GOAL =
Find each line with the string "chevron" and report it.
____________________
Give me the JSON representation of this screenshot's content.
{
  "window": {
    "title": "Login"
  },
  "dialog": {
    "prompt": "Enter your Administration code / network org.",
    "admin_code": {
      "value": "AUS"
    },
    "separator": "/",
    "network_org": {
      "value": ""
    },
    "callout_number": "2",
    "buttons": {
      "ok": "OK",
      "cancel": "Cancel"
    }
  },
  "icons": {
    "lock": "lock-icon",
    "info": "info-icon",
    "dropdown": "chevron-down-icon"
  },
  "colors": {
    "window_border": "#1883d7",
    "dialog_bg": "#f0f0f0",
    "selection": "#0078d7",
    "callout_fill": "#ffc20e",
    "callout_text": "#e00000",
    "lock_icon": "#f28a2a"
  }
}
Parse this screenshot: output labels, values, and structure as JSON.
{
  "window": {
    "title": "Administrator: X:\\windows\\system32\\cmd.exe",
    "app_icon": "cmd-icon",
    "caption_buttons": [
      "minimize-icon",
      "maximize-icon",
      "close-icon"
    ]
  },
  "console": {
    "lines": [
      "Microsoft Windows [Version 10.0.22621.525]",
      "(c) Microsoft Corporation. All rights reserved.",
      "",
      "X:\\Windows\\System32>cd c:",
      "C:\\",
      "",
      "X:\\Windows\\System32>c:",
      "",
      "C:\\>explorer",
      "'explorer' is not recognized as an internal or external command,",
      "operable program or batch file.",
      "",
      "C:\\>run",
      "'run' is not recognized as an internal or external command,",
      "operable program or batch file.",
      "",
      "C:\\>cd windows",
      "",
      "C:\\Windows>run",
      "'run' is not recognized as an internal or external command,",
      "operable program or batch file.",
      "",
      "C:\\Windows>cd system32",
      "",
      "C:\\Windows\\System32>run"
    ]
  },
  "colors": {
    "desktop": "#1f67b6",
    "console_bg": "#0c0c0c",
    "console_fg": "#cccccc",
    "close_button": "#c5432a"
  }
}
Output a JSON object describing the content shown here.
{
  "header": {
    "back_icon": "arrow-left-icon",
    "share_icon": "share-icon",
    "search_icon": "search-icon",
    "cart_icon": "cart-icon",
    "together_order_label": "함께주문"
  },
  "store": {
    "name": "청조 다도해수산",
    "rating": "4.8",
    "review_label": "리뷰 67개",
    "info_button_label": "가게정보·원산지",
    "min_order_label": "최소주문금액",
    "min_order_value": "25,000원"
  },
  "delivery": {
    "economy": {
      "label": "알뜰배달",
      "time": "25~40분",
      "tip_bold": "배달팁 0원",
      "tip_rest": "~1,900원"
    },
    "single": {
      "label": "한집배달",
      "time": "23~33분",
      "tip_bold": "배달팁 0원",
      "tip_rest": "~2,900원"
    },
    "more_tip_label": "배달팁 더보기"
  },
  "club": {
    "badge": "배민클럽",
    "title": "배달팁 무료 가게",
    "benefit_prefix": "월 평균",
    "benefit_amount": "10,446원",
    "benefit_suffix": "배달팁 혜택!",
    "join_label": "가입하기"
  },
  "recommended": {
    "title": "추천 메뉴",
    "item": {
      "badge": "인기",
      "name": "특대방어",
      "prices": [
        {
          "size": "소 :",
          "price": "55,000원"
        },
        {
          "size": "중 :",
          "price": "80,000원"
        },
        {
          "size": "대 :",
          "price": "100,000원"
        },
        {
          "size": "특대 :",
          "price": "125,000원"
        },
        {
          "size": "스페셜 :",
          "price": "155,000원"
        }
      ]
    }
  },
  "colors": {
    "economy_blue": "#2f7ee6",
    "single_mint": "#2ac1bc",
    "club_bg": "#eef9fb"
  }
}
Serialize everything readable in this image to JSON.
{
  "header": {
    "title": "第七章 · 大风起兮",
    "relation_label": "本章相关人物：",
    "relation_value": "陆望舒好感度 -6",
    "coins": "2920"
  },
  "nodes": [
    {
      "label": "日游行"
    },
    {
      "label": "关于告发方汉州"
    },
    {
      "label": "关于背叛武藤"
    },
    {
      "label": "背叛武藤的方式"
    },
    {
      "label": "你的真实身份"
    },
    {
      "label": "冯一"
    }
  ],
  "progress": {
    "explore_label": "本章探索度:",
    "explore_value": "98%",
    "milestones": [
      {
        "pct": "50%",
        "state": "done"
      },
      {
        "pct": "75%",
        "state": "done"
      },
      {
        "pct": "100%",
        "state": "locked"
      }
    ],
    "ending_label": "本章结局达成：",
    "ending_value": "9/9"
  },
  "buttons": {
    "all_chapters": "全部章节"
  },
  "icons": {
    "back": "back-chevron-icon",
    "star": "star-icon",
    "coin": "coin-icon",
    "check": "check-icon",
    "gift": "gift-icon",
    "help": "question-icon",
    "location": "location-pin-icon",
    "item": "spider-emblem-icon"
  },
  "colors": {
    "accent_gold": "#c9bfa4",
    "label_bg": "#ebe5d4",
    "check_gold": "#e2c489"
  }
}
____________________
OUTPUT =
    "dropdown": "chevron-down-icon"
    "back": "back-chevron-icon",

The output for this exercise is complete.